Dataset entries
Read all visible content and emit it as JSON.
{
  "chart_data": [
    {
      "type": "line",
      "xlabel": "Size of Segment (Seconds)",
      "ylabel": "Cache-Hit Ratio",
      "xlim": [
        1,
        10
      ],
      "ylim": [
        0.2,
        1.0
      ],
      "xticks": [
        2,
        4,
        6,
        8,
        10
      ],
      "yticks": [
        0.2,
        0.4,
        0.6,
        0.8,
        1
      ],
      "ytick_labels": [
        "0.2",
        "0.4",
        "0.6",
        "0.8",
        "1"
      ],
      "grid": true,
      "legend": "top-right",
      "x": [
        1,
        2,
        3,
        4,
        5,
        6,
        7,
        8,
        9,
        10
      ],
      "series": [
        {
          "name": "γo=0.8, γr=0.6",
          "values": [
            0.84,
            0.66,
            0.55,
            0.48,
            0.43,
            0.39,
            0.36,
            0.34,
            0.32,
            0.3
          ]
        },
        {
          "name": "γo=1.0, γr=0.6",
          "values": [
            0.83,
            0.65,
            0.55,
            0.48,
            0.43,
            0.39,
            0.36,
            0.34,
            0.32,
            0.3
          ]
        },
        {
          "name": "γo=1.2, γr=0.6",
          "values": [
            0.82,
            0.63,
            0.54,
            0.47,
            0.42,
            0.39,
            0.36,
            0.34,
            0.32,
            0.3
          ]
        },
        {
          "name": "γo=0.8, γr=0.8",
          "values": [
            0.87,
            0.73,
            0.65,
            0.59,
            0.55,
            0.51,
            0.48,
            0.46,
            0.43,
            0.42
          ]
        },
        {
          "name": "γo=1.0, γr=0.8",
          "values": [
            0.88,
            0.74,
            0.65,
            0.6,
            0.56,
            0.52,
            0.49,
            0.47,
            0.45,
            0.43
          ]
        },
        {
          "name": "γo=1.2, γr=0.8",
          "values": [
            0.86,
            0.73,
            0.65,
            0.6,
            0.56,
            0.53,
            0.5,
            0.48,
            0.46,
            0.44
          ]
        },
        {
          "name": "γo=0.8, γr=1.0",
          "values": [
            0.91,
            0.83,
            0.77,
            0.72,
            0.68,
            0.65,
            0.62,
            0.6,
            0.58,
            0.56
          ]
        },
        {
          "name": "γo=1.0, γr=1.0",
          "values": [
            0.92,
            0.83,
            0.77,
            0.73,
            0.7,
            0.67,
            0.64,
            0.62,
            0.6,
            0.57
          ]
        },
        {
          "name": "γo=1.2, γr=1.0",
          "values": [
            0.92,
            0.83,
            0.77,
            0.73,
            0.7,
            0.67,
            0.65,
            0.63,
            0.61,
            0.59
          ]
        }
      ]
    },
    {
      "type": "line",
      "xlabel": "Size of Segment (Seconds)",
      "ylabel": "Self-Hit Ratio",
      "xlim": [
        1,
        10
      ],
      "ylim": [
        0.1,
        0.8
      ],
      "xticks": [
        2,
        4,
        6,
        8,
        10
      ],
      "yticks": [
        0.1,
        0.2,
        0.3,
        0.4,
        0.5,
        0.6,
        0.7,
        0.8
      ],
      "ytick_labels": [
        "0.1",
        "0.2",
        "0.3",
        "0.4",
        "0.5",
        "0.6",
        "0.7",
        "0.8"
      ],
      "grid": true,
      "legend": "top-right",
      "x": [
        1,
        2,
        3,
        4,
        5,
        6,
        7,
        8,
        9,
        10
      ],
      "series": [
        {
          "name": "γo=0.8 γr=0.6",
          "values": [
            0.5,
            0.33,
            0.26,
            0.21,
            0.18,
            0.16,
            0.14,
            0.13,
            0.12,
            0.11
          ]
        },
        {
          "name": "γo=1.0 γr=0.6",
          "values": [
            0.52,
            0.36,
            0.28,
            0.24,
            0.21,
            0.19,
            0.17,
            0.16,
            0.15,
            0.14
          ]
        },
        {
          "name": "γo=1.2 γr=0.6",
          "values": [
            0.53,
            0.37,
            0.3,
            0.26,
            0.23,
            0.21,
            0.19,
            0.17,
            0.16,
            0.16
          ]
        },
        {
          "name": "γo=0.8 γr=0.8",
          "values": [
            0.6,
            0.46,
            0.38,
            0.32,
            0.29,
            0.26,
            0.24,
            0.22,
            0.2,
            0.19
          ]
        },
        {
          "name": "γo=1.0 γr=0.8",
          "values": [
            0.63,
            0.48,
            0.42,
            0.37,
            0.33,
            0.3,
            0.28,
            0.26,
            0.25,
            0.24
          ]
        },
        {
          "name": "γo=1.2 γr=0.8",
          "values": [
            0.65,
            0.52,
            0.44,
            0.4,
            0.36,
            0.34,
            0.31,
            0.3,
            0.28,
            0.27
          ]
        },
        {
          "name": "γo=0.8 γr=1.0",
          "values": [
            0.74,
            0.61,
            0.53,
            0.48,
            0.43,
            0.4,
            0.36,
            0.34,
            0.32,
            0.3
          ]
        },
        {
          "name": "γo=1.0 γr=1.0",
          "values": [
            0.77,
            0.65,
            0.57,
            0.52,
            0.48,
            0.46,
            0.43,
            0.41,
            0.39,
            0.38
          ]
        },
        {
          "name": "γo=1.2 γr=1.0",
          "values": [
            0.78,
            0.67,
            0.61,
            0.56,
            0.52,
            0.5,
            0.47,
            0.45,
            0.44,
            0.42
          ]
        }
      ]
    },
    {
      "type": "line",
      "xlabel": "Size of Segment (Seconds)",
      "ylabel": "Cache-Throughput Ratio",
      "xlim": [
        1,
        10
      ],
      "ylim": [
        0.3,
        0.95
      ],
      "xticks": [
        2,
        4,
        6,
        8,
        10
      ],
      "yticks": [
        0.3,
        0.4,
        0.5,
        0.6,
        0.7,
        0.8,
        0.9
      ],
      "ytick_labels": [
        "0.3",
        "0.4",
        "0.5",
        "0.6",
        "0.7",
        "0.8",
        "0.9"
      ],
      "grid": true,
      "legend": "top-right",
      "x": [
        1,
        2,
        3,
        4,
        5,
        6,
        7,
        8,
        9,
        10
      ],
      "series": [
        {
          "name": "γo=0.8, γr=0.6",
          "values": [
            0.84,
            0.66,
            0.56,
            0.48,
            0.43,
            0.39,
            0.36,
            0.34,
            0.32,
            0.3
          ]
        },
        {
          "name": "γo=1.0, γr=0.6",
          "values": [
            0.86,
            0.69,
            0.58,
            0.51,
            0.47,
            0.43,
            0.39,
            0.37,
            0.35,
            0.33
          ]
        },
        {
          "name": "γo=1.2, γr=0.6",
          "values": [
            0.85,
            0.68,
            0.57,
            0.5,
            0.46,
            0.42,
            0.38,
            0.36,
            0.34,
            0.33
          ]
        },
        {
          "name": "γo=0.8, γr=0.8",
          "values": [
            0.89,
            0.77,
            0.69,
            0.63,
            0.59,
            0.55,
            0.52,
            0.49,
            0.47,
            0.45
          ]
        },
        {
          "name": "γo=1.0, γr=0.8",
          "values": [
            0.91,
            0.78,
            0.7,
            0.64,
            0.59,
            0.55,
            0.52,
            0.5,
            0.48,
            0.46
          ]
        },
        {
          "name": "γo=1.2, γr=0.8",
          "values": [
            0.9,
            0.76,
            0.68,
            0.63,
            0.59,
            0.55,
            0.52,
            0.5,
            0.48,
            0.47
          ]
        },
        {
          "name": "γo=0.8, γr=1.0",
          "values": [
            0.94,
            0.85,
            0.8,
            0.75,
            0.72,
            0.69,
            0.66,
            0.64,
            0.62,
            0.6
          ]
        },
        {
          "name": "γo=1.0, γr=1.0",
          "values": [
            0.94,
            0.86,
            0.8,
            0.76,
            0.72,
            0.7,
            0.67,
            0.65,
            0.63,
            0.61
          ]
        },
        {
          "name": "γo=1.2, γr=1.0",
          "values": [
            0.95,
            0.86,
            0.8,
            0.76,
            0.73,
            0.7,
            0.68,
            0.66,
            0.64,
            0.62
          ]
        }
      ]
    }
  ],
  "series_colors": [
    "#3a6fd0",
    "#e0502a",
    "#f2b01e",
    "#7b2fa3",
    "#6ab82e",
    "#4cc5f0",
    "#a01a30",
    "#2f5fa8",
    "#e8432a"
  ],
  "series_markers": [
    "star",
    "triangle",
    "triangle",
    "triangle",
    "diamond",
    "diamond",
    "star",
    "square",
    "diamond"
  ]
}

**What the task requires**.
Write out every line of the data that holds the word "Cache".

**Correct output**.
      "ylabel": "Cache-Hit Ratio",
      "ylabel": "Cache-Throughput Ratio",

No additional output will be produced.